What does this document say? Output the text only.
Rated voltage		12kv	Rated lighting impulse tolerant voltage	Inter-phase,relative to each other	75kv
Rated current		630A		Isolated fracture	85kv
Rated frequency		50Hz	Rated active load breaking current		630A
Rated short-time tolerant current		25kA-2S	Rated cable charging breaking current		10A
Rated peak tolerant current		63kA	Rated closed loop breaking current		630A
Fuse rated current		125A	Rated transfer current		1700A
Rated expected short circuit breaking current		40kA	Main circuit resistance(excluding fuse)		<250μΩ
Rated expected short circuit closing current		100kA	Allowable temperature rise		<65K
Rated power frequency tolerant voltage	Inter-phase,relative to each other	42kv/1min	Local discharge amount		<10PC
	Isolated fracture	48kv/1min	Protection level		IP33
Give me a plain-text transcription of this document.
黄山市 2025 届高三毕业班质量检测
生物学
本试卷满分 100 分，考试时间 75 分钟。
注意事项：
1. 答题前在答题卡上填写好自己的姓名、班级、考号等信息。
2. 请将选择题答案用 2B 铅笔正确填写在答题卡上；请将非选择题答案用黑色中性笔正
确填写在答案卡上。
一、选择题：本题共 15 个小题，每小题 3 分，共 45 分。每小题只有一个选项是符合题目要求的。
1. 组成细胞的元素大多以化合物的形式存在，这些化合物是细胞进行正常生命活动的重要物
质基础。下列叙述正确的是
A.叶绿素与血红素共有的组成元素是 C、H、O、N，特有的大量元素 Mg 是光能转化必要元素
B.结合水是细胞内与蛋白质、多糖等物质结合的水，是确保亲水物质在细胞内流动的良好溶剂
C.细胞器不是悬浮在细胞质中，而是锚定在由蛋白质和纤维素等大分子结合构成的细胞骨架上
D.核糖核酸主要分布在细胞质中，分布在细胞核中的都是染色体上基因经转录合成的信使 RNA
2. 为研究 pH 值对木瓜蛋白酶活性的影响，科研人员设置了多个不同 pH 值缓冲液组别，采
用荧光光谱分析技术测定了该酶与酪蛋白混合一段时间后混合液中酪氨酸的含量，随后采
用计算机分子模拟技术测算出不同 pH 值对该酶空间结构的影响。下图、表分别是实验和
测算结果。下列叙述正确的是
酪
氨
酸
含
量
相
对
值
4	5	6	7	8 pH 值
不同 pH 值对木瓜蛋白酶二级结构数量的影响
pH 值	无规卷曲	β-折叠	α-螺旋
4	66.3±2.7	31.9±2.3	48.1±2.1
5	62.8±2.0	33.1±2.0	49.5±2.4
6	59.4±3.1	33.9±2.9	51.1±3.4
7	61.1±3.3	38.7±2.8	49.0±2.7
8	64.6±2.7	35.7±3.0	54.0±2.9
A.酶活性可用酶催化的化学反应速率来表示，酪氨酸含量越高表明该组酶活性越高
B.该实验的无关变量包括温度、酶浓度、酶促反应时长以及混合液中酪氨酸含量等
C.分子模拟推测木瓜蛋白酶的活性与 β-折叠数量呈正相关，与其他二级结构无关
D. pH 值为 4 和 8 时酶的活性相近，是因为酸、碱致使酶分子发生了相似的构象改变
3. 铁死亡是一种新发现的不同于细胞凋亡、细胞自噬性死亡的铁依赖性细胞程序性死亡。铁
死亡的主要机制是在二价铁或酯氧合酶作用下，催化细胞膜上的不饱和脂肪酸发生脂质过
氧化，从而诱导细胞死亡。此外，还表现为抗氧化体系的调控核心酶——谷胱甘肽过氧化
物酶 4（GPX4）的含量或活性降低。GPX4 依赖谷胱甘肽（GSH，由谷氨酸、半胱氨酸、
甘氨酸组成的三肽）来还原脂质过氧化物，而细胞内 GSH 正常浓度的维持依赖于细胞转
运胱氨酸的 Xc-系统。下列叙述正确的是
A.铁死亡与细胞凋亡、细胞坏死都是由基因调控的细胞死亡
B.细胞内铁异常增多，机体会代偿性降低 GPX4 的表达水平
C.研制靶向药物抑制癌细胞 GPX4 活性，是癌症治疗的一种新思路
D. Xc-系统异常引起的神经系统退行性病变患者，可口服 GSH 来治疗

□ □ □ □ □ □ □

Task. Reproduce all of the entries word for word.

Result.
What does this document say? Output the text only.
Rated voltage		12kv	Rated lighting impulse tolerant voltage	Inter-phase,relative to each other	75kv
Rated current		630A		Isolated fracture	85kv
Rated frequency		50Hz	Rated active load breaking current		630A
Rated short-time tolerant current		25kA-2S	Rated cable charging breaking current		10A
Rated peak tolerant current		63kA	Rated closed loop breaking current		630A
Fuse rated current		125A	Rated transfer current		1700A
Rated expected short circuit breaking current		40kA	Main circuit resistance(excluding fuse)		<250μΩ
Rated expected short circuit closing current		100kA	Allowable temperature rise		<65K
Rated power frequency tolerant voltage	Inter-phase,relative to each other	42kv/1min	Local discharge amount		<10PC
	Isolated fracture	48kv/1min	Protection level		IP33
Give me a plain-text transcription of this document.
黄山市 2025 届高三毕业班质量检测
生物学
本试卷满分 100 分，考试时间 75 分钟。
注意事项：
1. 答题前在答题卡上填写好自己的姓名、班级、考号等信息。
2. 请将选择题答案用 2B 铅笔正确填写在答题卡上；请将非选择题答案用黑色中性笔正
确填写在答案卡上。
一、选择题：本题共 15 个小题，每小题 3 分，共 45 分。每小题只有一个选项是符合题目要求的。
1. 组成细胞的元素大多以化合物的形式存在，这些化合物是细胞进行正常生命活动的重要物
质基础。下列叙述正确的是
A.叶绿素与血红素共有的组成元素是 C、H、O、N，特有的大量元素 Mg 是光能转化必要元素
B.结合水是细胞内与蛋白质、多糖等物质结合的水，是确保亲水物质在细胞内流动的良好溶剂
C.细胞器不是悬浮在细胞质中，而是锚定在由蛋白质和纤维素等大分子结合构成的细胞骨架上
D.核糖核酸主要分布在细胞质中，分布在细胞核中的都是染色体上基因经转录合成的信使 RNA
2. 为研究 pH 值对木瓜蛋白酶活性的影响，科研人员设置了多个不同 pH 值缓冲液组别，采
用荧光光谱分析技术测定了该酶与酪蛋白混合一段时间后混合液中酪氨酸的含量，随后采
用计算机分子模拟技术测算出不同 pH 值对该酶空间结构的影响。下图、表分别是实验和
测算结果。下列叙述正确的是
酪
氨
酸
含
量
相
对
值
4	5	6	7	8 pH 值
不同 pH 值对木瓜蛋白酶二级结构数量的影响
pH 值	无规卷曲	β-折叠	α-螺旋
4	66.3±2.7	31.9±2.3	48.1±2.1
5	62.8±2.0	33.1±2.0	49.5±2.4
6	59.4±3.1	33.9±2.9	51.1±3.4
7	61.1±3.3	38.7±2.8	49.0±2.7
8	64.6±2.7	35.7±3.0	54.0±2.9
A.酶活性可用酶催化的化学反应速率来表示，酪氨酸含量越高表明该组酶活性越高
B.该实验的无关变量包括温度、酶浓度、酶促反应时长以及混合液中酪氨酸含量等
C.分子模拟推测木瓜蛋白酶的活性与 β-折叠数量呈正相关，与其他二级结构无关
D. pH 值为 4 和 8 时酶的活性相近，是因为酸、碱致使酶分子发生了相似的构象改变
3. 铁死亡是一种新发现的不同于细胞凋亡、细胞自噬性死亡的铁依赖性细胞程序性死亡。铁
死亡的主要机制是在二价铁或酯氧合酶作用下，催化细胞膜上的不饱和脂肪酸发生脂质过
氧化，从而诱导细胞死亡。此外，还表现为抗氧化体系的调控核心酶——谷胱甘肽过氧化
物酶 4（GPX4）的含量或活性降低。GPX4 依赖谷胱甘肽（GSH，由谷氨酸、半胱氨酸、
甘氨酸组成的三肽）来还原脂质过氧化物，而细胞内 GSH 正常浓度的维持依赖于细胞转
运胱氨酸的 Xc-系统。下列叙述正确的是
A.铁死亡与细胞凋亡、细胞坏死都是由基因调控的细胞死亡
B.细胞内铁异常增多，机体会代偿性降低 GPX4 的表达水平
C.研制靶向药物抑制癌细胞 GPX4 活性，是癌症治疗的一种新思路
D. Xc-系统异常引起的神经系统退行性病变患者，可口服 GSH 来治疗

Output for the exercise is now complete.